### Brief
Report the number of lines where the string "nicht" occurs, and write nothing else.

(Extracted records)

▬▬▬

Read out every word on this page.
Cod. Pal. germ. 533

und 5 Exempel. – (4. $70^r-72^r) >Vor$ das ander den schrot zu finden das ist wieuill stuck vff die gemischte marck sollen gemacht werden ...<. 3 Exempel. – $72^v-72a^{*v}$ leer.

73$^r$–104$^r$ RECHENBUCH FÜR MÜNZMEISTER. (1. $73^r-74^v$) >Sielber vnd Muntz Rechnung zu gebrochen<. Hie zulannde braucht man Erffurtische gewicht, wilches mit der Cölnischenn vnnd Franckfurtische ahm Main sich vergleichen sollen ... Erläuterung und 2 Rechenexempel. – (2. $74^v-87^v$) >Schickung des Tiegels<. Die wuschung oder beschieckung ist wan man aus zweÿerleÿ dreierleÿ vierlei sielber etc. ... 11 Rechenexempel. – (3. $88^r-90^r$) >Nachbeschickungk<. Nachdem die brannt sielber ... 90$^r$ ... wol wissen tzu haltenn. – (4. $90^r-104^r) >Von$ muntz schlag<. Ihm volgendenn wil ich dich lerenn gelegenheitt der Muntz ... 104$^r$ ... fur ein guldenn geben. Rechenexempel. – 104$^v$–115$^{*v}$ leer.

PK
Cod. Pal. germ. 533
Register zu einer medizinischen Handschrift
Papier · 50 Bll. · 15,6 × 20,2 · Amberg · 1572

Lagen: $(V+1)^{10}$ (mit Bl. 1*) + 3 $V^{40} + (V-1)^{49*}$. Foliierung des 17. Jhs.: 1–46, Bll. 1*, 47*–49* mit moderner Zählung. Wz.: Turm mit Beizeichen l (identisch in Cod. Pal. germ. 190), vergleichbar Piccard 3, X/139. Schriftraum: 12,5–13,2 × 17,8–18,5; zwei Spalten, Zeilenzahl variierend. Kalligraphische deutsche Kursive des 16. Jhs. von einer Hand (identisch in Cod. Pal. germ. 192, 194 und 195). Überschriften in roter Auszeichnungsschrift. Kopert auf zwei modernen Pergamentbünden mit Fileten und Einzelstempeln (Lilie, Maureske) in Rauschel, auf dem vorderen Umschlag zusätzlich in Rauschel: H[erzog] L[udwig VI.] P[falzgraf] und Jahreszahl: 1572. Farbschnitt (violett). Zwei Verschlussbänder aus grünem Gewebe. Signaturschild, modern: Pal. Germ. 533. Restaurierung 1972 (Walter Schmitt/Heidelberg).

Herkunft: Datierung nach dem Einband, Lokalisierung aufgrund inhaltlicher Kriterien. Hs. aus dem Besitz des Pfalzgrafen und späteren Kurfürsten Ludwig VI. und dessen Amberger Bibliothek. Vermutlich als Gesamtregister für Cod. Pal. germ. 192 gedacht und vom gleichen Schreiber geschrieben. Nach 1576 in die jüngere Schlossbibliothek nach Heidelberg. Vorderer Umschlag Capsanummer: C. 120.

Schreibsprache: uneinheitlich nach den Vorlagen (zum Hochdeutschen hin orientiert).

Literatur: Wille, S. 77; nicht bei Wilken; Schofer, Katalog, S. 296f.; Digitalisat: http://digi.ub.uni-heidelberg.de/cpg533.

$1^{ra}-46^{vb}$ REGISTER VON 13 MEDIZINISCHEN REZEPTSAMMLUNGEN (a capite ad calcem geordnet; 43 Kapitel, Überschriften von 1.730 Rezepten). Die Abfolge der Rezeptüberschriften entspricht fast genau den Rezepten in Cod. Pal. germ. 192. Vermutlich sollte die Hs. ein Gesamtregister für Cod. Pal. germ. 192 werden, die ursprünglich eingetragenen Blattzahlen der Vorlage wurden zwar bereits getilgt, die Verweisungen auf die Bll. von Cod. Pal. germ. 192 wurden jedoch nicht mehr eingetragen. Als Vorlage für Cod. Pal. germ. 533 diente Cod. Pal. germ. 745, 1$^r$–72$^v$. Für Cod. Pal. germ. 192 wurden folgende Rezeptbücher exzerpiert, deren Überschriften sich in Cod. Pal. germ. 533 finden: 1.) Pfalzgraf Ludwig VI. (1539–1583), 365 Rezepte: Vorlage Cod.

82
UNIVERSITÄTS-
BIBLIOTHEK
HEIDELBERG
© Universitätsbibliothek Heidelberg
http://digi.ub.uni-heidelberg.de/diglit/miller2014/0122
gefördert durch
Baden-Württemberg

▬▬▬

### The response
2